◆ **OBJECTIVE**
Take from the listing each line that has the string "this".

◆ **DATA SUPPLIED**
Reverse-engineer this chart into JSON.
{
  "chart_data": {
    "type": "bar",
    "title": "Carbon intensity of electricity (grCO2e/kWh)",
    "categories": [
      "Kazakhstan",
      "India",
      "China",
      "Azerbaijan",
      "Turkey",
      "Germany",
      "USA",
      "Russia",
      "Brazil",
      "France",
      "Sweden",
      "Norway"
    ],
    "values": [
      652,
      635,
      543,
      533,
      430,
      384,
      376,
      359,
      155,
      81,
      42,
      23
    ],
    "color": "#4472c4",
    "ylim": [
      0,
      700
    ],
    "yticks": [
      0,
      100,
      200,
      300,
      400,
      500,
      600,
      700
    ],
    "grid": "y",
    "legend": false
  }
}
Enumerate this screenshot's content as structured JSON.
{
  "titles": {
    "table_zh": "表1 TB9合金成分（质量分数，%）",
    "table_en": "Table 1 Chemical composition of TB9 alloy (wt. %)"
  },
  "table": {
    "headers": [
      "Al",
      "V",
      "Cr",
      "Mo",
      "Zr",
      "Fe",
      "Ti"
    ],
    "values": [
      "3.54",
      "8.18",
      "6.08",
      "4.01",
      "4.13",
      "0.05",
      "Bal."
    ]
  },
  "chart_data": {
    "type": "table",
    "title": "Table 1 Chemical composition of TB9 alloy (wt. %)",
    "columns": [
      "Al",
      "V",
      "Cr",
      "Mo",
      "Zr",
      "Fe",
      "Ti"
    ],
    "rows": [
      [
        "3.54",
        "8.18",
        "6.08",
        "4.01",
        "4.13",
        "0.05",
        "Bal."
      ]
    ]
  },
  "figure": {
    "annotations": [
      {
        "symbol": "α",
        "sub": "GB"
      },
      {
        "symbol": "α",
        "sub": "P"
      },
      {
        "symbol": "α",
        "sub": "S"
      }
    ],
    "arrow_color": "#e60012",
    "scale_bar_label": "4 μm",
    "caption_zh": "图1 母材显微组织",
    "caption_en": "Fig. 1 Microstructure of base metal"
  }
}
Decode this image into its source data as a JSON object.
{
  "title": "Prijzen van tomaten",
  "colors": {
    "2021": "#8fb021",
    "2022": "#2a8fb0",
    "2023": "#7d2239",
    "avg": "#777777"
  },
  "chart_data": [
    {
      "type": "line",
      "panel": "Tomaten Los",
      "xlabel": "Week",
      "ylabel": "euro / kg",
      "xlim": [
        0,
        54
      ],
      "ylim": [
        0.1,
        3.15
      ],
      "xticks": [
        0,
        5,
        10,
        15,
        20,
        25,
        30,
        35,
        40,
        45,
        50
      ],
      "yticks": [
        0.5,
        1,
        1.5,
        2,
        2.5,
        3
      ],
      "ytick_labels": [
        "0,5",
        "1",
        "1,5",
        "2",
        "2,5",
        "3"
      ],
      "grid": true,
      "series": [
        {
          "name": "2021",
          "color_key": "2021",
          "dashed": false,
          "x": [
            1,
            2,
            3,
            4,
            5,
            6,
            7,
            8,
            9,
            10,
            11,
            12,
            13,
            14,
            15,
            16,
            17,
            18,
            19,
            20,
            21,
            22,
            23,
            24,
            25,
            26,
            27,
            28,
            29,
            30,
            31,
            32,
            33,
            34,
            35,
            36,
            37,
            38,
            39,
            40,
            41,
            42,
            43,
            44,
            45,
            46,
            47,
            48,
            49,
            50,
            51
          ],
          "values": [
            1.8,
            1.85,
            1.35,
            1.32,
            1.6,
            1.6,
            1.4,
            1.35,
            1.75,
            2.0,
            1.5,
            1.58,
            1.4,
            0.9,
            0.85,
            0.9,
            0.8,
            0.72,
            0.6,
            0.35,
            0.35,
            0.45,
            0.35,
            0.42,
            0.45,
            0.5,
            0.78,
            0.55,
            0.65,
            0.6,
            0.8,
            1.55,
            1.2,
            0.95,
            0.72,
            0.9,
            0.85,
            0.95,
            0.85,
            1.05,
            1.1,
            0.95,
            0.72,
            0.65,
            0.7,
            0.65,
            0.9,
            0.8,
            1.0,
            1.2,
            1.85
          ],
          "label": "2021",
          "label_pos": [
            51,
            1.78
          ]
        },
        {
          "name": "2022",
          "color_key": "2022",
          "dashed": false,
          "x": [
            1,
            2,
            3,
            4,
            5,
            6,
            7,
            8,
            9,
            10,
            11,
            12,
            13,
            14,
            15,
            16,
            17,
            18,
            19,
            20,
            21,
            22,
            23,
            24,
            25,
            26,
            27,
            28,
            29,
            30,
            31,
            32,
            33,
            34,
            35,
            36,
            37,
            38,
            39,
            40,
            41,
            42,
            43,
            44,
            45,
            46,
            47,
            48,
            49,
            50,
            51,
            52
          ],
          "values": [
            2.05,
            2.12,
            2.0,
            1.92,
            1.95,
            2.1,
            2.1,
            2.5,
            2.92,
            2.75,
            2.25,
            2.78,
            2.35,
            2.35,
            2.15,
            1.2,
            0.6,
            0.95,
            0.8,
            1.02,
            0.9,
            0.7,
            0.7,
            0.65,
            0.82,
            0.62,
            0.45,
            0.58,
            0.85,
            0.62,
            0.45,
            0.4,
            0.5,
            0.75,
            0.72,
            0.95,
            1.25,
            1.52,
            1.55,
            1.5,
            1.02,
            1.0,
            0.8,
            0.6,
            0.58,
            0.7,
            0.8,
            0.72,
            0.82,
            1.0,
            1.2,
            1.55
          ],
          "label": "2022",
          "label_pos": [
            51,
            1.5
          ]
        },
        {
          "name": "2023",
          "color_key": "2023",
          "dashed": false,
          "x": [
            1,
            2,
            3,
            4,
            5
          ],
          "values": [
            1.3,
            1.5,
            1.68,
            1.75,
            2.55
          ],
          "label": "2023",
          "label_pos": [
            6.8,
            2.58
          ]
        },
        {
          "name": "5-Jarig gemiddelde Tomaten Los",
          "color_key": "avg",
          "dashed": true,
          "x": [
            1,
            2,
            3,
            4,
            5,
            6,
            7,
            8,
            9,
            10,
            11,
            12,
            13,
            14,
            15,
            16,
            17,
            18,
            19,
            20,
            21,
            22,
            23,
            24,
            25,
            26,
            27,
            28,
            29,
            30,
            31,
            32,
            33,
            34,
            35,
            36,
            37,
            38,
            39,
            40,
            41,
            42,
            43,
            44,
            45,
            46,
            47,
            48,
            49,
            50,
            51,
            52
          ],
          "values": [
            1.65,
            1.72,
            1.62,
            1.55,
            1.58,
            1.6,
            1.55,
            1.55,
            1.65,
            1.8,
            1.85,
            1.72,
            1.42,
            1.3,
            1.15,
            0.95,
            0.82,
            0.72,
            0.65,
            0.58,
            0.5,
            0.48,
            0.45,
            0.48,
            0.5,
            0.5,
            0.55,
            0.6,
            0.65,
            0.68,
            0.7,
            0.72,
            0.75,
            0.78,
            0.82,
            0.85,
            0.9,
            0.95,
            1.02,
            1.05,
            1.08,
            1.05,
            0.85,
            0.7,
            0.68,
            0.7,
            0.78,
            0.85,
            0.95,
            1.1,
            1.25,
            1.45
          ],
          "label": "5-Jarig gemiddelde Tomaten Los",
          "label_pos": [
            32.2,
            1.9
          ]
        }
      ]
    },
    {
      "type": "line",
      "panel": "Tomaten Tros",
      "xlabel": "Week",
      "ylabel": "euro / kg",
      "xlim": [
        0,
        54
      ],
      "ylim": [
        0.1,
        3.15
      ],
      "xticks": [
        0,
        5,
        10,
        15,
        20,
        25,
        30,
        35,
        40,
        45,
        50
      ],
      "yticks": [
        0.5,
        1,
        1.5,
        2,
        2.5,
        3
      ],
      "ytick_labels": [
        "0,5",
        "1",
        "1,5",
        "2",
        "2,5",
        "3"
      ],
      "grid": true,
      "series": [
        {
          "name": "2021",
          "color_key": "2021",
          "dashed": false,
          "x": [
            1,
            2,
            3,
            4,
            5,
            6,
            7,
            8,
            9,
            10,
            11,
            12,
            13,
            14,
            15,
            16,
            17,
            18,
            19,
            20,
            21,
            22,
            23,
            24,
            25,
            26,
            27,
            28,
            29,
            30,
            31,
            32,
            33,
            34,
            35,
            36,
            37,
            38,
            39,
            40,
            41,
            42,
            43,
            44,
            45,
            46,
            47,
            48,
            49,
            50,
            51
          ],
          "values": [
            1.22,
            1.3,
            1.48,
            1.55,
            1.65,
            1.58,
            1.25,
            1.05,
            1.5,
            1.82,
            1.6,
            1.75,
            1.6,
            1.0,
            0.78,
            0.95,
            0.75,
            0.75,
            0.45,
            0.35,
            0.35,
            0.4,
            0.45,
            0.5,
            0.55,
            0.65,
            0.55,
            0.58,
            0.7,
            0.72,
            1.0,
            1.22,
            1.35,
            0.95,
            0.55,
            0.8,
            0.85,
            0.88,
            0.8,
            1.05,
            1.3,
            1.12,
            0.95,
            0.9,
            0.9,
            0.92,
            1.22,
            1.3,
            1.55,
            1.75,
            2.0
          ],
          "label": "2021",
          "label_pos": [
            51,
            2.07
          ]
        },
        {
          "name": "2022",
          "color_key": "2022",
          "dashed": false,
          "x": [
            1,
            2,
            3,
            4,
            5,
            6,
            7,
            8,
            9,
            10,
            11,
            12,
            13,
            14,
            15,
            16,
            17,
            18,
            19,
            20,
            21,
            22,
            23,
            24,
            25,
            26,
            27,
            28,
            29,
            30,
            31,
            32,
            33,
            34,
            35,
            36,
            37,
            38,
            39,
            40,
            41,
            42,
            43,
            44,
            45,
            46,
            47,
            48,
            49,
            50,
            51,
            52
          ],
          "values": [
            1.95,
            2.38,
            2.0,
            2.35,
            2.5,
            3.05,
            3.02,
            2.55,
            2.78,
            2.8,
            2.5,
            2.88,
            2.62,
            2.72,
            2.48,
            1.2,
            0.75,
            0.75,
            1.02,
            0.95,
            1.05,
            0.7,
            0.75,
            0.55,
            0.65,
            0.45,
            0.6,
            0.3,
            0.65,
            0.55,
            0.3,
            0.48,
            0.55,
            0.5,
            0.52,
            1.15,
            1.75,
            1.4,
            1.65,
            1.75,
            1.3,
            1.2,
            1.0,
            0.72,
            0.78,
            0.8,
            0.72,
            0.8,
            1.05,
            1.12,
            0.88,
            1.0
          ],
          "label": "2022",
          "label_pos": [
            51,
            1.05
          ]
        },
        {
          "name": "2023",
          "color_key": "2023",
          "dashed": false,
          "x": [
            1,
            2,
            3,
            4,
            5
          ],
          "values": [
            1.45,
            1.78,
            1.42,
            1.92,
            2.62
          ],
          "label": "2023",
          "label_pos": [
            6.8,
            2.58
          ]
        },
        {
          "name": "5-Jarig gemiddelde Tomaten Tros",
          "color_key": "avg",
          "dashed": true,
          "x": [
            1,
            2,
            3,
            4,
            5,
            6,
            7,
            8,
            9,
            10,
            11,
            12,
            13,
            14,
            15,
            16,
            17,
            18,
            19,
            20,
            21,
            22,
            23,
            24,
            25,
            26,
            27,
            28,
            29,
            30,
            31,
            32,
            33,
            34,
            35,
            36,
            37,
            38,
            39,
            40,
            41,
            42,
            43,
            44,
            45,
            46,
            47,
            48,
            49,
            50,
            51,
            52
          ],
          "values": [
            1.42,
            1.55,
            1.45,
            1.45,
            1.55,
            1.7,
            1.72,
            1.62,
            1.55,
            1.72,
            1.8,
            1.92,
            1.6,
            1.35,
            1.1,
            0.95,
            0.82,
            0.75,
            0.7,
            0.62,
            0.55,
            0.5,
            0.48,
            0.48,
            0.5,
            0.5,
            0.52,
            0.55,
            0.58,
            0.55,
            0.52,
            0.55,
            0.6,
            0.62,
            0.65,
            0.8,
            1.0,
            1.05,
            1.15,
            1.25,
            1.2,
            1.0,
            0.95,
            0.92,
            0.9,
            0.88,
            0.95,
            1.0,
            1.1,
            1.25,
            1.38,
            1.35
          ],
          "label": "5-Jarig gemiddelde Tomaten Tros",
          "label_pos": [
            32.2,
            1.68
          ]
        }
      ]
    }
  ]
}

◆ **TASK OUTPUT**
Reverse-engineer this chart into JSON.
Enumerate this screenshot's content as structured JSON.
Decode this image into its source data as a JSON object.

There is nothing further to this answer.